_To do_
Write out the full listing exactly as given, minus the images.

_Supplied data_
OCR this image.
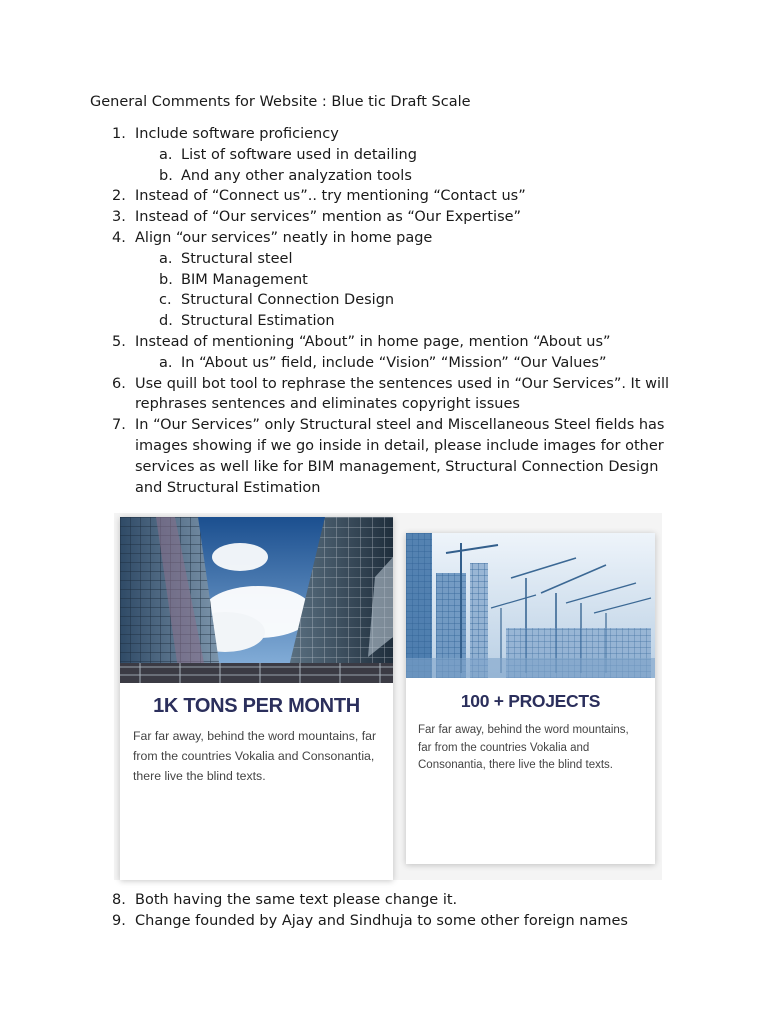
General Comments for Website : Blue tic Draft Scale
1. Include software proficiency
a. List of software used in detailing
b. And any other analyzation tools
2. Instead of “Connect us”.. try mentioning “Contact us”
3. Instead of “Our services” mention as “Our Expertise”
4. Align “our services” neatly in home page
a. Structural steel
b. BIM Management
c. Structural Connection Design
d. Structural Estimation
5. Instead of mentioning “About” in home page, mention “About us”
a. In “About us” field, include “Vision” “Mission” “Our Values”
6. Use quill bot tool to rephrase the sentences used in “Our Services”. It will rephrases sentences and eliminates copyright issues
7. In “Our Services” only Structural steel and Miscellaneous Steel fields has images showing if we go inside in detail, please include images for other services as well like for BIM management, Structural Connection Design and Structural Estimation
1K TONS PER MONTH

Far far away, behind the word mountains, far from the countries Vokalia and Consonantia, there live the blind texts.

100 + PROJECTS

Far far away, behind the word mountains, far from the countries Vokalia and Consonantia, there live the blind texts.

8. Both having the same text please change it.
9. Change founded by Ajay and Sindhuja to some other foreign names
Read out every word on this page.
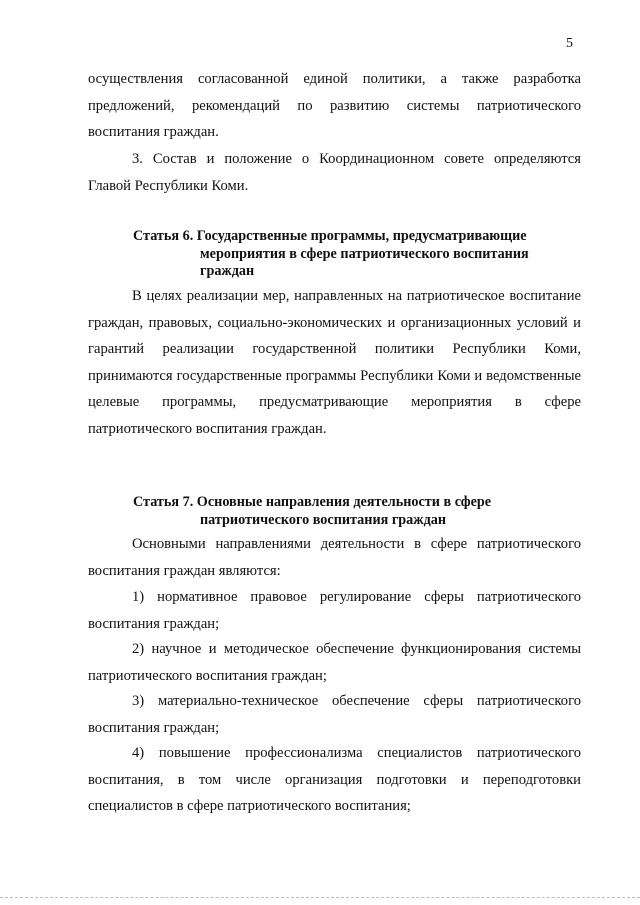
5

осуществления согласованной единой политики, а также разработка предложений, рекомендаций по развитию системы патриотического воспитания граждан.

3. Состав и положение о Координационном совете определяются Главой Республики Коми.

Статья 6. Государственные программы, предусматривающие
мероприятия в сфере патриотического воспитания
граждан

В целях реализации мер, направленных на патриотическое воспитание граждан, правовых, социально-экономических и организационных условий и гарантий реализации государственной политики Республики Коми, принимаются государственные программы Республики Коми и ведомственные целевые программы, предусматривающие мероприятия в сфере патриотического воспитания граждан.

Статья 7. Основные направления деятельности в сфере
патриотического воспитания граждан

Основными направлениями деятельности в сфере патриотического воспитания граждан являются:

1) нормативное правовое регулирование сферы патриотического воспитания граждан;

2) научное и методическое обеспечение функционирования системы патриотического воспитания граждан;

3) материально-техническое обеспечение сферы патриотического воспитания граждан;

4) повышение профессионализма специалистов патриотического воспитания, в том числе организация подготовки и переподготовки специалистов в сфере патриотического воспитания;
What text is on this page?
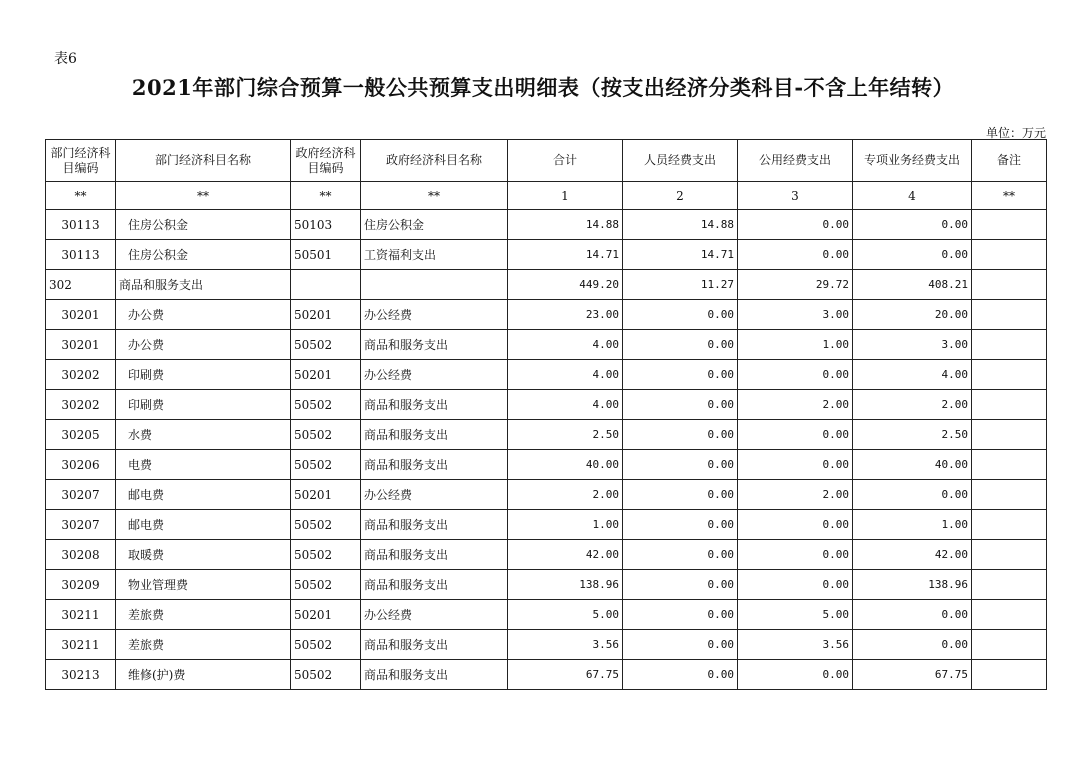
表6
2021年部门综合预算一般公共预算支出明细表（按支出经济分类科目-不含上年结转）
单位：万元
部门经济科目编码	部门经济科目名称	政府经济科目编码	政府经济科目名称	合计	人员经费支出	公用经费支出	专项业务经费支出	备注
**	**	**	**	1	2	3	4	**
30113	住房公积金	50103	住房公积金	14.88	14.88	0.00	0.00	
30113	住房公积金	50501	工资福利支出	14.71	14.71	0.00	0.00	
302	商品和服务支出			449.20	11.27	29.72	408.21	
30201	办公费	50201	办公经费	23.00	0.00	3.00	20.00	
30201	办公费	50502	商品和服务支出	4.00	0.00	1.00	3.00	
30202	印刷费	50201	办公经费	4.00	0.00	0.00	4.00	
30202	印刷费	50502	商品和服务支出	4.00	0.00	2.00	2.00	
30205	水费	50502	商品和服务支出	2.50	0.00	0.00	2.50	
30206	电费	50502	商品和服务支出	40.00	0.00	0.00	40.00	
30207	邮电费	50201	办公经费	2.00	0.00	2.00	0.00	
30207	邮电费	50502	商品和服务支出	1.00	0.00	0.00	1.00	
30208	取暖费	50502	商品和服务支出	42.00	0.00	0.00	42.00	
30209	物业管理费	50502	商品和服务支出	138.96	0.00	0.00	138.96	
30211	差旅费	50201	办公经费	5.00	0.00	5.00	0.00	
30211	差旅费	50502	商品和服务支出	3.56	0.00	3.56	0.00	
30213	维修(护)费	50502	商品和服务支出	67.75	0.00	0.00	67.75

_Solution_
OCR this image.
General Comments for Website : Blue tic Draft Scale
1. Include software proficiency
a. List of software used in detailing
b. And any other analyzation tools
2. Instead of “Connect us”.. try mentioning “Contact us”
3. Instead of “Our services” mention as “Our Expertise”
4. Align “our services” neatly in home page
a. Structural steel
b. BIM Management
c. Structural Connection Design
d. Structural Estimation
5. Instead of mentioning “About” in home page, mention “About us”
a. In “About us” field, include “Vision” “Mission” “Our Values”
6. Use quill bot tool to rephrase the sentences used in “Our Services”. It will rephrases sentences and eliminates copyright issues
7. In “Our Services” only Structural steel and Miscellaneous Steel fields has images showing if we go inside in detail, please include images for other services as well like for BIM management, Structural Connection Design and Structural Estimation
1K TONS PER MONTH

Far far away, behind the word mountains, far from the countries Vokalia and Consonantia, there live the blind texts.

100 + PROJECTS

Far far away, behind the word mountains, far from the countries Vokalia and Consonantia, there live the blind texts.

8. Both having the same text please change it.
9. Change founded by Ajay and Sindhuja to some other foreign names
Read out every word on this page.
5

осуществления согласованной единой политики, а также разработка предложений, рекомендаций по развитию системы патриотического воспитания граждан.

3. Состав и положение о Координационном совете определяются Главой Республики Коми.

Статья 6. Государственные программы, предусматривающие
мероприятия в сфере патриотического воспитания
граждан

В целях реализации мер, направленных на патриотическое воспитание граждан, правовых, социально-экономических и организационных условий и гарантий реализации государственной политики Республики Коми, принимаются государственные программы Республики Коми и ведомственные целевые программы, предусматривающие мероприятия в сфере патриотического воспитания граждан.

Статья 7. Основные направления деятельности в сфере
патриотического воспитания граждан

Основными направлениями деятельности в сфере патриотического воспитания граждан являются:

1) нормативное правовое регулирование сферы патриотического воспитания граждан;

2) научное и методическое обеспечение функционирования системы патриотического воспитания граждан;

3) материально-техническое обеспечение сферы патриотического воспитания граждан;

4) повышение профессионализма специалистов патриотического воспитания, в том числе организация подготовки и переподготовки специалистов в сфере патриотического воспитания;
What text is on this page?
表6
2021年部门综合预算一般公共预算支出明细表（按支出经济分类科目-不含上年结转）
单位：万元
部门经济科目编码	部门经济科目名称	政府经济科目编码	政府经济科目名称	合计	人员经费支出	公用经费支出	专项业务经费支出	备注
**	**	**	**	1	2	3	4	**
30113	住房公积金	50103	住房公积金	14.88	14.88	0.00	0.00	
30113	住房公积金	50501	工资福利支出	14.71	14.71	0.00	0.00	
302	商品和服务支出			449.20	11.27	29.72	408.21	
30201	办公费	50201	办公经费	23.00	0.00	3.00	20.00	
30201	办公费	50502	商品和服务支出	4.00	0.00	1.00	3.00	
30202	印刷费	50201	办公经费	4.00	0.00	0.00	4.00	
30202	印刷费	50502	商品和服务支出	4.00	0.00	2.00	2.00	
30205	水费	50502	商品和服务支出	2.50	0.00	0.00	2.50	
30206	电费	50502	商品和服务支出	40.00	0.00	0.00	40.00	
30207	邮电费	50201	办公经费	2.00	0.00	2.00	0.00	
30207	邮电费	50502	商品和服务支出	1.00	0.00	0.00	1.00	
30208	取暖费	50502	商品和服务支出	42.00	0.00	0.00	42.00	
30209	物业管理费	50502	商品和服务支出	138.96	0.00	0.00	138.96	
30211	差旅费	50201	办公经费	5.00	0.00	5.00	0.00	
30211	差旅费	50502	商品和服务支出	3.56	0.00	3.56	0.00	
30213	维修(护)费	50502	商品和服务支出	67.75	0.00	0.00	67.75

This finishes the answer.